# ITEMS
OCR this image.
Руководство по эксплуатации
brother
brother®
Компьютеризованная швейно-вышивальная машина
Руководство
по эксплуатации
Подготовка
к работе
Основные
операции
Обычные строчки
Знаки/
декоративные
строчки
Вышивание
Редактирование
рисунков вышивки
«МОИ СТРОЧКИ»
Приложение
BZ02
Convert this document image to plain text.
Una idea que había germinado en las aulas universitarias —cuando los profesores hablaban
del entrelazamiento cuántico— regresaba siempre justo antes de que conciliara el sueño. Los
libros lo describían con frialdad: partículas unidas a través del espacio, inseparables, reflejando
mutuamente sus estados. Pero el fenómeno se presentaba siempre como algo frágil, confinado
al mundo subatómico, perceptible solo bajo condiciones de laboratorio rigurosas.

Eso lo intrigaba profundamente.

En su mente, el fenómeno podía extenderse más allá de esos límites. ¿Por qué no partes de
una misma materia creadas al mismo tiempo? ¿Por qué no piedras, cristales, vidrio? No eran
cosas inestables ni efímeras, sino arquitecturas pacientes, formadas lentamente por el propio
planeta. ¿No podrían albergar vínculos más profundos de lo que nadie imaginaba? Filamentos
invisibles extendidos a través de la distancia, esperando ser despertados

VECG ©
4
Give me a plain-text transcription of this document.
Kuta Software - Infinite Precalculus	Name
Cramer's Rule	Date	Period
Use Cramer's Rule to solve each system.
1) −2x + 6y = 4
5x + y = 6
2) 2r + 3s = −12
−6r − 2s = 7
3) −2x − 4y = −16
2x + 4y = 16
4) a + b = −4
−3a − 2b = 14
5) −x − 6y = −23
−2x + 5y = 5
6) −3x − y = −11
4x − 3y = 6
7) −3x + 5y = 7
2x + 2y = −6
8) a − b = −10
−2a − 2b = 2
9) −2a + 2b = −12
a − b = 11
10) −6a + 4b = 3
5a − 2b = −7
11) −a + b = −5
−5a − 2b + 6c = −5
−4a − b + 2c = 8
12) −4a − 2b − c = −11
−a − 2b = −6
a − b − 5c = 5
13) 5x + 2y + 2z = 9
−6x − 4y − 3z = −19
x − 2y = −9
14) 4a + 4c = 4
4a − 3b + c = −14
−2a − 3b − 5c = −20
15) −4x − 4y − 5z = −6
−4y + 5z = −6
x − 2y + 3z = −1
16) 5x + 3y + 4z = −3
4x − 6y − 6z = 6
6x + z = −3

# DESCRIPTION OF THE TASK
Look through the entries above; copy every line holding the string "document".

# RESPONSE TO THIS TASK
Convert this document image to plain text.
Give me a plain-text transcription of this document.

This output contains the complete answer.